▶ Given instruction:
Every record below is to be retyped exactly.

Stored records:
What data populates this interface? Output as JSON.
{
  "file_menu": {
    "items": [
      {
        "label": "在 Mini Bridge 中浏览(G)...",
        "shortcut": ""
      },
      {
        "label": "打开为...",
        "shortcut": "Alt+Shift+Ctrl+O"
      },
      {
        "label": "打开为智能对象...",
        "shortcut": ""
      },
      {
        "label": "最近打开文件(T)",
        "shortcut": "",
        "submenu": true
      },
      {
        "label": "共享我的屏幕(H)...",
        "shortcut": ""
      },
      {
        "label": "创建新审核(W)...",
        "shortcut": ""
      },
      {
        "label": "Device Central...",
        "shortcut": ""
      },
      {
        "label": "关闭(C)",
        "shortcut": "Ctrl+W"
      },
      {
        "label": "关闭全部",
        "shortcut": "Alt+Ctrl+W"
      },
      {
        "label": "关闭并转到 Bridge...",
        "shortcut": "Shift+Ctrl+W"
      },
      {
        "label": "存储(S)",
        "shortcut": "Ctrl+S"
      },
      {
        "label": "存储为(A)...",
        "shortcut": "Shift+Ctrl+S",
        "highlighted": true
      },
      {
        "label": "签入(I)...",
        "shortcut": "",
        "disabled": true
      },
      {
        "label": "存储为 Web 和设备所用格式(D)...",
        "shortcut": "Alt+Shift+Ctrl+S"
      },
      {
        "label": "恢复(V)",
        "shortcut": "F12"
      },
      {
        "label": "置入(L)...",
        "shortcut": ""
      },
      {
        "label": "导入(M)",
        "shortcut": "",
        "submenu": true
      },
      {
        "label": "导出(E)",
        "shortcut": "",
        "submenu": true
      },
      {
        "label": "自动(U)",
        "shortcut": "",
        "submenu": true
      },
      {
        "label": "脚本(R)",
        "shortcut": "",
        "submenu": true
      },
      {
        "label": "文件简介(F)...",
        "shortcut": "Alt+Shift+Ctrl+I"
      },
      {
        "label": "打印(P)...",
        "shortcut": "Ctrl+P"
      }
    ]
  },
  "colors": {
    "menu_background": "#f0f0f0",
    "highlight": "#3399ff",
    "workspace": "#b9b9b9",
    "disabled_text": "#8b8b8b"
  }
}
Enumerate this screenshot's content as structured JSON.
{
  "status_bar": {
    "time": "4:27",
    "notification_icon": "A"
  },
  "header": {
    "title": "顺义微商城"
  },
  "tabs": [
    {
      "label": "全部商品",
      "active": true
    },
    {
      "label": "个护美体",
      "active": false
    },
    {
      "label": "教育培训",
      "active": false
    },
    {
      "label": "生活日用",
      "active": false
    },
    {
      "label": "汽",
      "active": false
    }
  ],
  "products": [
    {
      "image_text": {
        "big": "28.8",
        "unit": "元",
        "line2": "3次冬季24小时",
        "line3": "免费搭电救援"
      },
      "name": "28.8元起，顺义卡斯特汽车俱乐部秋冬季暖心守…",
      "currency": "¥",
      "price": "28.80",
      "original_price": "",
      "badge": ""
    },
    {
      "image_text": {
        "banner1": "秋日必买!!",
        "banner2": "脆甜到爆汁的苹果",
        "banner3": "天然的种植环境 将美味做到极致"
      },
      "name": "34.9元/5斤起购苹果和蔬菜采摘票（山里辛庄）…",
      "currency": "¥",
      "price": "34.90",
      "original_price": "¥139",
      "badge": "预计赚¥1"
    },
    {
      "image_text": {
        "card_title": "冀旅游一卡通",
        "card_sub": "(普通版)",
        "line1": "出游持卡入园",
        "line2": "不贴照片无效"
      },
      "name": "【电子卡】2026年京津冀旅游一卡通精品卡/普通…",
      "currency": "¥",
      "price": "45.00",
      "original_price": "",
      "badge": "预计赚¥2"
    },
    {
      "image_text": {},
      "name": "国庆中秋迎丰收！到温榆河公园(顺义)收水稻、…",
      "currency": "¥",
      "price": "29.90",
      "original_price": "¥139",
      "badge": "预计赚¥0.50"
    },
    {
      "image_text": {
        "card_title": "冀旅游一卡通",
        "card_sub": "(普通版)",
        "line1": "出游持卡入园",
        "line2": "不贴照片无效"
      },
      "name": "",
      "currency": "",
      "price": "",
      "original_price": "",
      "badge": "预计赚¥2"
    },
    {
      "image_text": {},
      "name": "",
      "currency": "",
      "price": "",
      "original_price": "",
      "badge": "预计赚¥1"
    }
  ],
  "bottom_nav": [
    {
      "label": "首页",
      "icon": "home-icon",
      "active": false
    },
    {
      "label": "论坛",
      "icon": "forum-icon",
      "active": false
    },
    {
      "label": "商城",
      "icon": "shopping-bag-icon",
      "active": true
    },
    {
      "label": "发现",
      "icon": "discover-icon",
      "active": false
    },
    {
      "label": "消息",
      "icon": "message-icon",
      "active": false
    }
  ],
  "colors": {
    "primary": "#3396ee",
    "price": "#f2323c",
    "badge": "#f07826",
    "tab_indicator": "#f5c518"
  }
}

▶ Full solution:
What data populates this interface? Output as JSON.
{
  "file_menu": {
    "items": [
      {
        "label": "在 Mini Bridge 中浏览(G)...",
        "shortcut": ""
      },
      {
        "label": "打开为...",
        "shortcut": "Alt+Shift+Ctrl+O"
      },
      {
        "label": "打开为智能对象...",
        "shortcut": ""
      },
      {
        "label": "最近打开文件(T)",
        "shortcut": "",
        "submenu": true
      },
      {
        "label": "共享我的屏幕(H)...",
        "shortcut": ""
      },
      {
        "label": "创建新审核(W)...",
        "shortcut": ""
      },
      {
        "label": "Device Central...",
        "shortcut": ""
      },
      {
        "label": "关闭(C)",
        "shortcut": "Ctrl+W"
      },
      {
        "label": "关闭全部",
        "shortcut": "Alt+Ctrl+W"
      },
      {
        "label": "关闭并转到 Bridge...",
        "shortcut": "Shift+Ctrl+W"
      },
      {
        "label": "存储(S)",
        "shortcut": "Ctrl+S"
      },
      {
        "label": "存储为(A)...",
        "shortcut": "Shift+Ctrl+S",
        "highlighted": true
      },
      {
        "label": "签入(I)...",
        "shortcut": "",
        "disabled": true
      },
      {
        "label": "存储为 Web 和设备所用格式(D)...",
        "shortcut": "Alt+Shift+Ctrl+S"
      },
      {
        "label": "恢复(V)",
        "shortcut": "F12"
      },
      {
        "label": "置入(L)...",
        "shortcut": ""
      },
      {
        "label": "导入(M)",
        "shortcut": "",
        "submenu": true
      },
      {
        "label": "导出(E)",
        "shortcut": "",
        "submenu": true
      },
      {
        "label": "自动(U)",
        "shortcut": "",
        "submenu": true
      },
      {
        "label": "脚本(R)",
        "shortcut": "",
        "submenu": true
      },
      {
        "label": "文件简介(F)...",
        "shortcut": "Alt+Shift+Ctrl+I"
      },
      {
        "label": "打印(P)...",
        "shortcut": "Ctrl+P"
      }
    ]
  },
  "colors": {
    "menu_background": "#f0f0f0",
    "highlight": "#3399ff",
    "workspace": "#b9b9b9",
    "disabled_text": "#8b8b8b"
  }
}
Enumerate this screenshot's content as structured JSON.
{
  "status_bar": {
    "time": "4:27",
    "notification_icon": "A"
  },
  "header": {
    "title": "顺义微商城"
  },
  "tabs": [
    {
      "label": "全部商品",
      "active": true
    },
    {
      "label": "个护美体",
      "active": false
    },
    {
      "label": "教育培训",
      "active": false
    },
    {
      "label": "生活日用",
      "active": false
    },
    {
      "label": "汽",
      "active": false
    }
  ],
  "products": [
    {
      "image_text": {
        "big": "28.8",
        "unit": "元",
        "line2": "3次冬季24小时",
        "line3": "免费搭电救援"
      },
      "name": "28.8元起，顺义卡斯特汽车俱乐部秋冬季暖心守…",
      "currency": "¥",
      "price": "28.80",
      "original_price": "",
      "badge": ""
    },
    {
      "image_text": {
        "banner1": "秋日必买!!",
        "banner2": "脆甜到爆汁的苹果",
        "banner3": "天然的种植环境 将美味做到极致"
      },
      "name": "34.9元/5斤起购苹果和蔬菜采摘票（山里辛庄）…",
      "currency": "¥",
      "price": "34.90",
      "original_price": "¥139",
      "badge": "预计赚¥1"
    },
    {
      "image_text": {
        "card_title": "冀旅游一卡通",
        "card_sub": "(普通版)",
        "line1": "出游持卡入园",
        "line2": "不贴照片无效"
      },
      "name": "【电子卡】2026年京津冀旅游一卡通精品卡/普通…",
      "currency": "¥",
      "price": "45.00",
      "original_price": "",
      "badge": "预计赚¥2"
    },
    {
      "image_text": {},
      "name": "国庆中秋迎丰收！到温榆河公园(顺义)收水稻、…",
      "currency": "¥",
      "price": "29.90",
      "original_price": "¥139",
      "badge": "预计赚¥0.50"
    },
    {
      "image_text": {
        "card_title": "冀旅游一卡通",
        "card_sub": "(普通版)",
        "line1": "出游持卡入园",
        "line2": "不贴照片无效"
      },
      "name": "",
      "currency": "",
      "price": "",
      "original_price": "",
      "badge": "预计赚¥2"
    },
    {
      "image_text": {},
      "name": "",
      "currency": "",
      "price": "",
      "original_price": "",
      "badge": "预计赚¥1"
    }
  ],
  "bottom_nav": [
    {
      "label": "首页",
      "icon": "home-icon",
      "active": false
    },
    {
      "label": "论坛",
      "icon": "forum-icon",
      "active": false
    },
    {
      "label": "商城",
      "icon": "shopping-bag-icon",
      "active": true
    },
    {
      "label": "发现",
      "icon": "discover-icon",
      "active": false
    },
    {
      "label": "消息",
      "icon": "message-icon",
      "active": false
    }
  ],
  "colors": {
    "primary": "#3396ee",
    "price": "#f2323c",
    "badge": "#f07826",
    "tab_indicator": "#f5c518"
  }
}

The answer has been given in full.